From the entries below, count every line that contains the word "Output". Please give the number and nothing else.

# START OF DATA FOR THE TASK

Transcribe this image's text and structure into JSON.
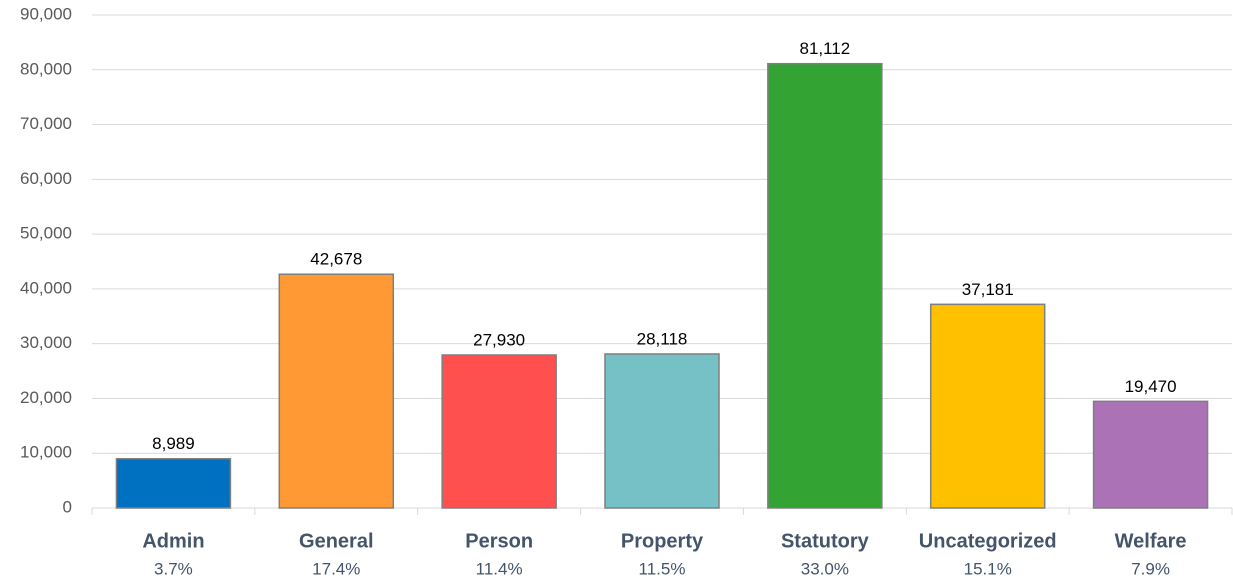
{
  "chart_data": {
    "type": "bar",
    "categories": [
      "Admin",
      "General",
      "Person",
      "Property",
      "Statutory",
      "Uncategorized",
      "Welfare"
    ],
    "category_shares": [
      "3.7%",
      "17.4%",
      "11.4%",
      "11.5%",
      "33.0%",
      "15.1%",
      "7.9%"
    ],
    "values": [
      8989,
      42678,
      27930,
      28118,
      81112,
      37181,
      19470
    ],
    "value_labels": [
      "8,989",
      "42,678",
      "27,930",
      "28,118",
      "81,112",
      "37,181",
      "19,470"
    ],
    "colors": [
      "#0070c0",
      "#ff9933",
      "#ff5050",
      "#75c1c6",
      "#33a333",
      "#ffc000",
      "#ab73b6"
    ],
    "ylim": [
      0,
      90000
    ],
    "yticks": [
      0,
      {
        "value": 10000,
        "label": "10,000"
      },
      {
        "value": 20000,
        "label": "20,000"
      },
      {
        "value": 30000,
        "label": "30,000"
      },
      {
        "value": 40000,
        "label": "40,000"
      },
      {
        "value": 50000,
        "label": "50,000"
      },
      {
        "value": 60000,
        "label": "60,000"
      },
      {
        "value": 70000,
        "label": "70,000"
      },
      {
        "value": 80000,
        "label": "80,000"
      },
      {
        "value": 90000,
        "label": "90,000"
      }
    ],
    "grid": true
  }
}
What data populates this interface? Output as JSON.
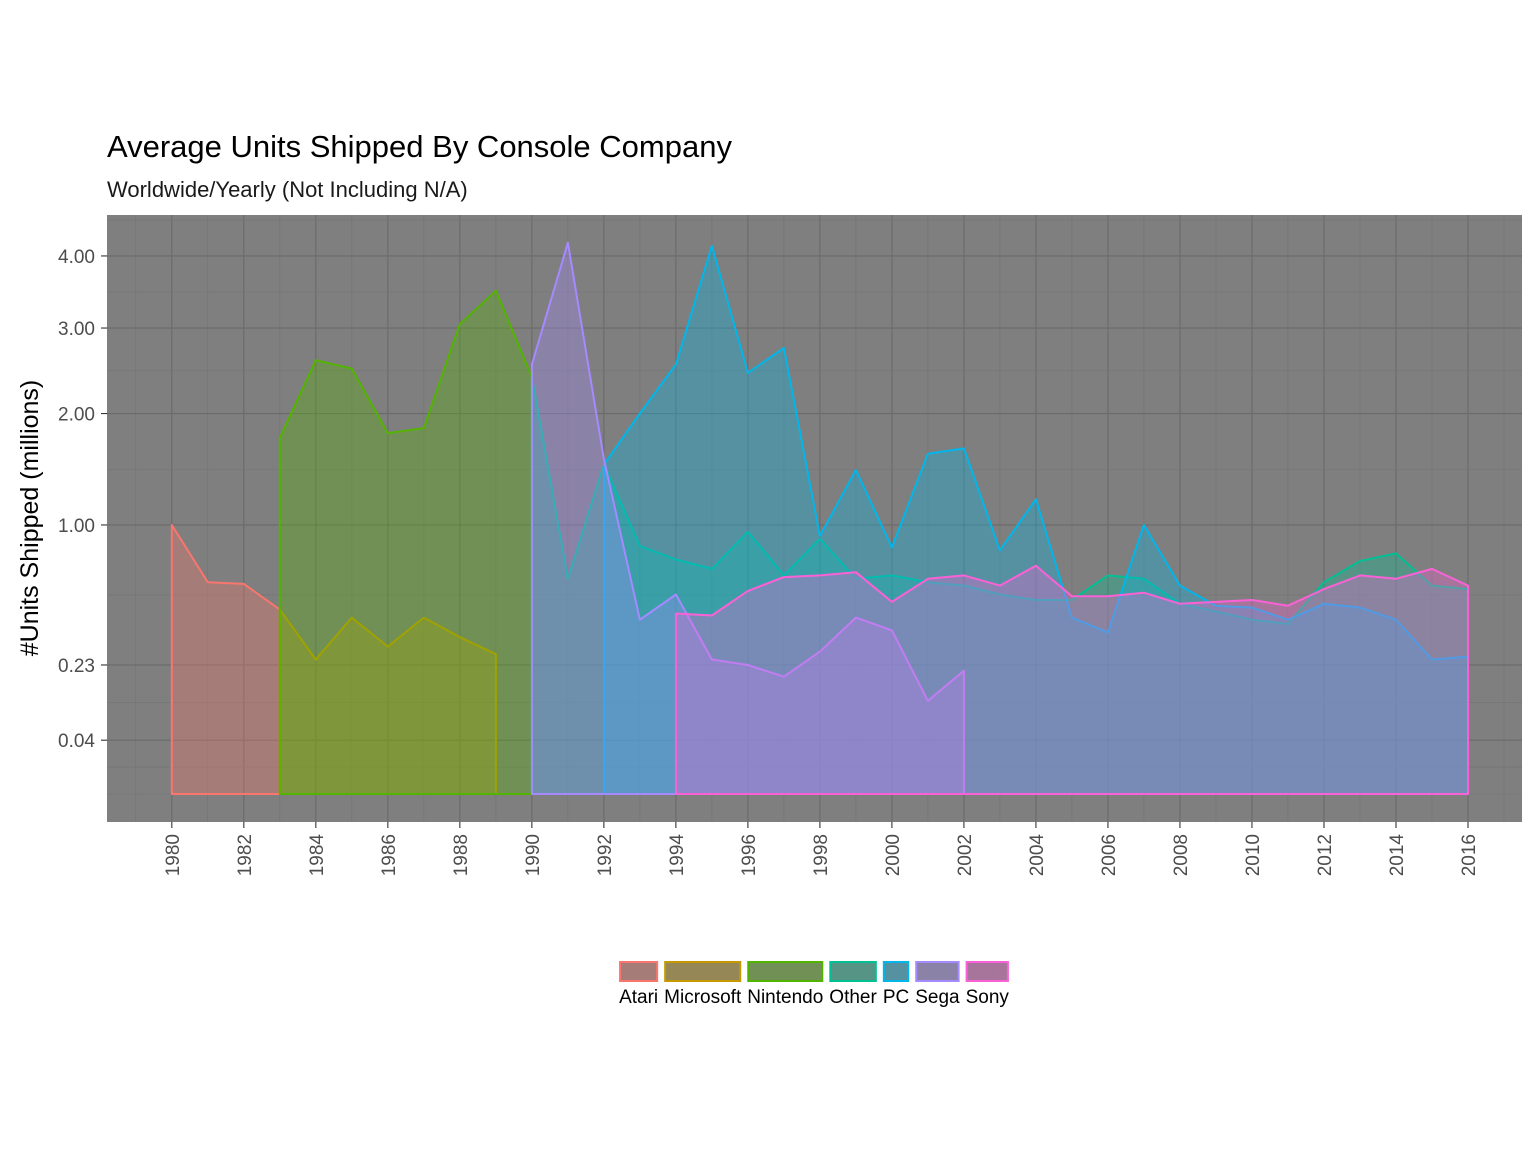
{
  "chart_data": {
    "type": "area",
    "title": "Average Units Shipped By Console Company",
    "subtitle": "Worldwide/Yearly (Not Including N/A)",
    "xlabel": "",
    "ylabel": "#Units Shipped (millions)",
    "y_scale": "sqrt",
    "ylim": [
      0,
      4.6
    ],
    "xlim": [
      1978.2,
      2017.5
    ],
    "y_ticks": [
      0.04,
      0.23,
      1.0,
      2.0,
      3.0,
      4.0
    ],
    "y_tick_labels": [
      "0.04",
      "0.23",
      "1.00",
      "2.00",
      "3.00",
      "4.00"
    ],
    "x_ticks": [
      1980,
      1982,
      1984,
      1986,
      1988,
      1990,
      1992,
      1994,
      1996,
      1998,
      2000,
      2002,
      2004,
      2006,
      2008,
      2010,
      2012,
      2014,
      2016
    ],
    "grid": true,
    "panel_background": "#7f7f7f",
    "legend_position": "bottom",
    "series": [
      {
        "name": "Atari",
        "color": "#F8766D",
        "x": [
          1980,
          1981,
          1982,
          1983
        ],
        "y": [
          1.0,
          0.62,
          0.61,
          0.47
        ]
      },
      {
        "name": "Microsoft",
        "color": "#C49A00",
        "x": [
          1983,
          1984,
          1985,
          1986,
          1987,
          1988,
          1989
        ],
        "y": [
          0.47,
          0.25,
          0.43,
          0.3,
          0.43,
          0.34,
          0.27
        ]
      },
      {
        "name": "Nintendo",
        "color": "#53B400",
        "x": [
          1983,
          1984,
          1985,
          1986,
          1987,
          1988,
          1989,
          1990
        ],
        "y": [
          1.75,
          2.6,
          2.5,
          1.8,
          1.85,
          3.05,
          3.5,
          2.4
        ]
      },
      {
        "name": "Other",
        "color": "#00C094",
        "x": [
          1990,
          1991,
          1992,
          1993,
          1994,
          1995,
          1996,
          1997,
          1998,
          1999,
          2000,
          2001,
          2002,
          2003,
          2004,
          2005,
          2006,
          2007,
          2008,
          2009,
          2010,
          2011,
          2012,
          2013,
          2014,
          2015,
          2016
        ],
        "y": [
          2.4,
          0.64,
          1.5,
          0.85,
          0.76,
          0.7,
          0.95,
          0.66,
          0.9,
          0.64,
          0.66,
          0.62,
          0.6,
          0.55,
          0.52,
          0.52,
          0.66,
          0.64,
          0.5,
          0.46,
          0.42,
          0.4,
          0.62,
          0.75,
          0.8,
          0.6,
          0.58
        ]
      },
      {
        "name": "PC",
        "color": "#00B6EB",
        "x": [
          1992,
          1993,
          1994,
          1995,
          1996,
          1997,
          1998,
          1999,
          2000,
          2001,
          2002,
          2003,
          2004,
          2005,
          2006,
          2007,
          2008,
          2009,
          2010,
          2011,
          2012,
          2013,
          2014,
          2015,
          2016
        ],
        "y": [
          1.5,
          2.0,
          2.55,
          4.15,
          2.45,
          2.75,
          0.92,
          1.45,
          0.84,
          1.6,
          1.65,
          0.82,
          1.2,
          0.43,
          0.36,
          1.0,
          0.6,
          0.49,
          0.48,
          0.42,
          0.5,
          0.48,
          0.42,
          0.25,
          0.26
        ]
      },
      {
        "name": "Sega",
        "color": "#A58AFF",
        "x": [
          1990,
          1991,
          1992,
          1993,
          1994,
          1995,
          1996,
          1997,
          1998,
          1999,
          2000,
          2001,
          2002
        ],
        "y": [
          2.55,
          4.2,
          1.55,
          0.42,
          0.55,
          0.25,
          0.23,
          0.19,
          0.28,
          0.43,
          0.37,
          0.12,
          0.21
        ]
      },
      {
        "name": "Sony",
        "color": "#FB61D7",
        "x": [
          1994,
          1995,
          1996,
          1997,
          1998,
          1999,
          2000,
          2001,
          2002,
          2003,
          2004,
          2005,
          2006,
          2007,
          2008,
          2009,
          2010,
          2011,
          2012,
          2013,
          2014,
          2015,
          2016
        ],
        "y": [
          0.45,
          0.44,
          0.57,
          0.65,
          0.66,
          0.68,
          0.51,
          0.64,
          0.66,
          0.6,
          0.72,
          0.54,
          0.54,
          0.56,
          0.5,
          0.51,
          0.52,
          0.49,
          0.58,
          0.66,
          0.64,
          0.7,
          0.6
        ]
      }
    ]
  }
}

# END OF DATA FOR THE TASK
# START OF DATA FOR THE TASK

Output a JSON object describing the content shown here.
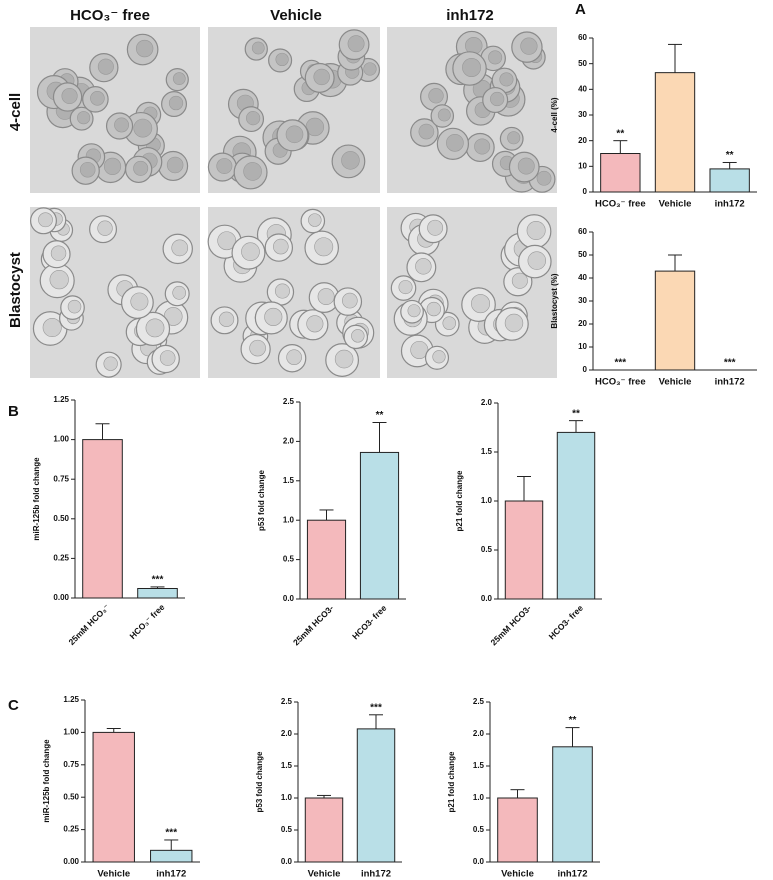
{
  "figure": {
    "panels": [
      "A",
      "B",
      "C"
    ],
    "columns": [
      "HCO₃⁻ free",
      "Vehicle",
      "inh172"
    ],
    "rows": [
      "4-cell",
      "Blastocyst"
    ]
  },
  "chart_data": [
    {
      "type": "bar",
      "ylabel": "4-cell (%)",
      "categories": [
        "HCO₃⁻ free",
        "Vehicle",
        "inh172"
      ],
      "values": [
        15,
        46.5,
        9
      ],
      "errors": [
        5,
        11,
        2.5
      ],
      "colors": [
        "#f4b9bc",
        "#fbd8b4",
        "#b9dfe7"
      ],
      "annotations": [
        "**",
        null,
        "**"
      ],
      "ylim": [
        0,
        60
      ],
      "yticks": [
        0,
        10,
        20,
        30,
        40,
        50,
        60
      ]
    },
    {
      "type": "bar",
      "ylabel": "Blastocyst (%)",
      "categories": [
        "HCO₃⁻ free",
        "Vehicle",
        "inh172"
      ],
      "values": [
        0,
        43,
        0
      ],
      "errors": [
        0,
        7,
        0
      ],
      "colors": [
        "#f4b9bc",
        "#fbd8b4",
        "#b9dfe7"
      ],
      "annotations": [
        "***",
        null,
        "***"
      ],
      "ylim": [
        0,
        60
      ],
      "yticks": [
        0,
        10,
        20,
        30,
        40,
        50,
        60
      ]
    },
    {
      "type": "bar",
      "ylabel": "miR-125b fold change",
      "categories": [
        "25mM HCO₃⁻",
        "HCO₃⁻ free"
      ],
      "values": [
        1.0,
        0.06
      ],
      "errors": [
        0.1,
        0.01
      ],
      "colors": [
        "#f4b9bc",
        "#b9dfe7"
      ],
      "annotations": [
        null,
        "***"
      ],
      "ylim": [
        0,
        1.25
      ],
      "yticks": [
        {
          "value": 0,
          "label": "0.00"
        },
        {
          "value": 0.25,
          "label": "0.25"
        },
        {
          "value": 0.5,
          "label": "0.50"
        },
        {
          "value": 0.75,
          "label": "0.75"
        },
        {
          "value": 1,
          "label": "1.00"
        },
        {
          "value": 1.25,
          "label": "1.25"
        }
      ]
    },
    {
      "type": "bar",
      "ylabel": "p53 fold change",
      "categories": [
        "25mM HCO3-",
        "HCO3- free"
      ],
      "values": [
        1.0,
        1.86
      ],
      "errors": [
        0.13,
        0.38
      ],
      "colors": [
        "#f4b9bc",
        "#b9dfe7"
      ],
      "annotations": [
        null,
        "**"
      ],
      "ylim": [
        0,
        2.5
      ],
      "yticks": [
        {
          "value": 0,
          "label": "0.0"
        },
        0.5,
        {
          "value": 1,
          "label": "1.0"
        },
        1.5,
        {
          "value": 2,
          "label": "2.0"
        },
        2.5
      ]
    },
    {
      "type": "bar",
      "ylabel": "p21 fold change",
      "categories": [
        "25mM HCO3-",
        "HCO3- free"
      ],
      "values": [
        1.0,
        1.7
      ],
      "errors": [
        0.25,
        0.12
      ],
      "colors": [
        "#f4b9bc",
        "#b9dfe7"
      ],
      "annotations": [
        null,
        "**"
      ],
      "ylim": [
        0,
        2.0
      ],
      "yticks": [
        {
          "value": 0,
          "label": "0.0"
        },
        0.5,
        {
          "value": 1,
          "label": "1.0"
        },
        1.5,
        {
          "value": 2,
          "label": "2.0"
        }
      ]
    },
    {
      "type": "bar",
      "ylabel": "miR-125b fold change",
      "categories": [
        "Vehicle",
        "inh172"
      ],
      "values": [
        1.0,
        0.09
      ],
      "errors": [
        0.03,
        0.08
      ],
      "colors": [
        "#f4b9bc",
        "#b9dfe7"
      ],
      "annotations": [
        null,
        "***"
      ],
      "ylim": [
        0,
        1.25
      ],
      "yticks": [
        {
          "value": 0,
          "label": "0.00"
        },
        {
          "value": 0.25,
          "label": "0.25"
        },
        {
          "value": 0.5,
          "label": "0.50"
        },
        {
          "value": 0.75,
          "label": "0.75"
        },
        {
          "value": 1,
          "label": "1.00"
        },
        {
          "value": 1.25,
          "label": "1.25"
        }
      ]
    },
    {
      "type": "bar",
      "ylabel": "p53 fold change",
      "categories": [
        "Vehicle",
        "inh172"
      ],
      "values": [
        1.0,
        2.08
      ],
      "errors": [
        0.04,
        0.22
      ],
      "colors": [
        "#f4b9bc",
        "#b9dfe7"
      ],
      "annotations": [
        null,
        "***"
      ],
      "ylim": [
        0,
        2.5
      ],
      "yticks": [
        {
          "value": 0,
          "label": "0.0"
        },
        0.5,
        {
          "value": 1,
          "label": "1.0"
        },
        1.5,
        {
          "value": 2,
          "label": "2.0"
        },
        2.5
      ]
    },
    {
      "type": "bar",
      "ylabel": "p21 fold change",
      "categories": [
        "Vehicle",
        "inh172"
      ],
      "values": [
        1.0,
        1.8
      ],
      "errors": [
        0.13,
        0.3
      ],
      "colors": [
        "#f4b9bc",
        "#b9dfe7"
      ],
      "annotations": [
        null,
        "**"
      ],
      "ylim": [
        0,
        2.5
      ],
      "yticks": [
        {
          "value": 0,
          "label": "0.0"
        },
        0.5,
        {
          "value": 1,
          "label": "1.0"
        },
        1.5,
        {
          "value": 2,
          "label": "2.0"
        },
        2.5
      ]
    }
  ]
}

# END OF DATA FOR THE TASK
# START OF DATA FOR THE TASK

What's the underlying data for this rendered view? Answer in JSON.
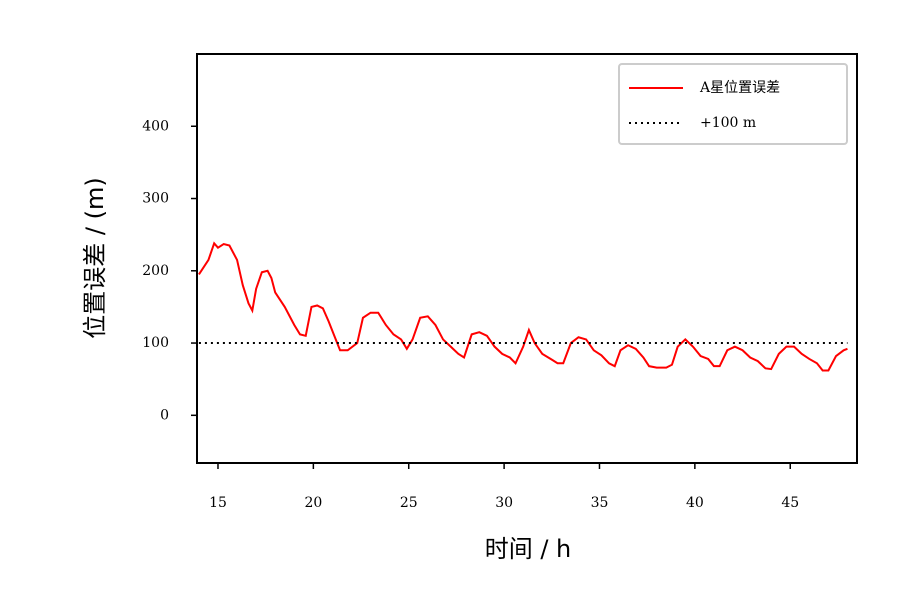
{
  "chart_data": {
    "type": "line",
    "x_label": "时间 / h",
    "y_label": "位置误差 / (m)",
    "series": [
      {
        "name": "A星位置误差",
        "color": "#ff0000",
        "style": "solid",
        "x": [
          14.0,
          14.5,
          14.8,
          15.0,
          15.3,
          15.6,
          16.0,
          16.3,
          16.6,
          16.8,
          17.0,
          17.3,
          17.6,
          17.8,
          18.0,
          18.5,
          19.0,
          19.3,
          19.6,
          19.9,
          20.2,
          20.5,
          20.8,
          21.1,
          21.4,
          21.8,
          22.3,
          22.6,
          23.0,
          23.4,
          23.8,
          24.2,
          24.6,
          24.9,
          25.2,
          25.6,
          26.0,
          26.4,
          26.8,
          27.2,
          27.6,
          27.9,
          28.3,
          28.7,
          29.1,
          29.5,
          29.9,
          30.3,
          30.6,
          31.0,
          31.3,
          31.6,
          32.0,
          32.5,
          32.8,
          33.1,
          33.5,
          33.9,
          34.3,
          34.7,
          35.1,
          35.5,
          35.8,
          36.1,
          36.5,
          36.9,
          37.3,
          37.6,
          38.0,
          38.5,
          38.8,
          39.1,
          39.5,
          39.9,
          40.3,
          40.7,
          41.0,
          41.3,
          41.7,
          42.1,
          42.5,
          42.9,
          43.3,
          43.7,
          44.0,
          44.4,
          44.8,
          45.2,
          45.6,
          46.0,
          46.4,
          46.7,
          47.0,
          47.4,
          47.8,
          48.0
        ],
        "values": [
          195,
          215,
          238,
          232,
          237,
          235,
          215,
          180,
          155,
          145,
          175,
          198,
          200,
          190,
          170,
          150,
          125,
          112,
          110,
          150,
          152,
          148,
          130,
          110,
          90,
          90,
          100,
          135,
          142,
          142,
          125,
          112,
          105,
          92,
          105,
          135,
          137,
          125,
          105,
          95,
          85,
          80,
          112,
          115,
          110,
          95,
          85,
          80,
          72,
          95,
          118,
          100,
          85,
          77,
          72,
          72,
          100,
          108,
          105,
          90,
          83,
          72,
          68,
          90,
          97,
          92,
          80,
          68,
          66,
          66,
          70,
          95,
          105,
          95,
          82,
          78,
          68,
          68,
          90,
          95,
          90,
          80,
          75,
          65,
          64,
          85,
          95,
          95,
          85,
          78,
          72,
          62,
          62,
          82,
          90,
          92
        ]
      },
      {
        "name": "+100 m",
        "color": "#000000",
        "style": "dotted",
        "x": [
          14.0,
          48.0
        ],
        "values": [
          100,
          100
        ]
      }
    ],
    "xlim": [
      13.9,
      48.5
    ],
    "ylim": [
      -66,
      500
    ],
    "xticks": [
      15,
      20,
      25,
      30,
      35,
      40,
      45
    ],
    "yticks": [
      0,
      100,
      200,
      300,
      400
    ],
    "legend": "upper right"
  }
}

# END OF DATA FOR THE TASK

> [EXPECTED ANSWER]
2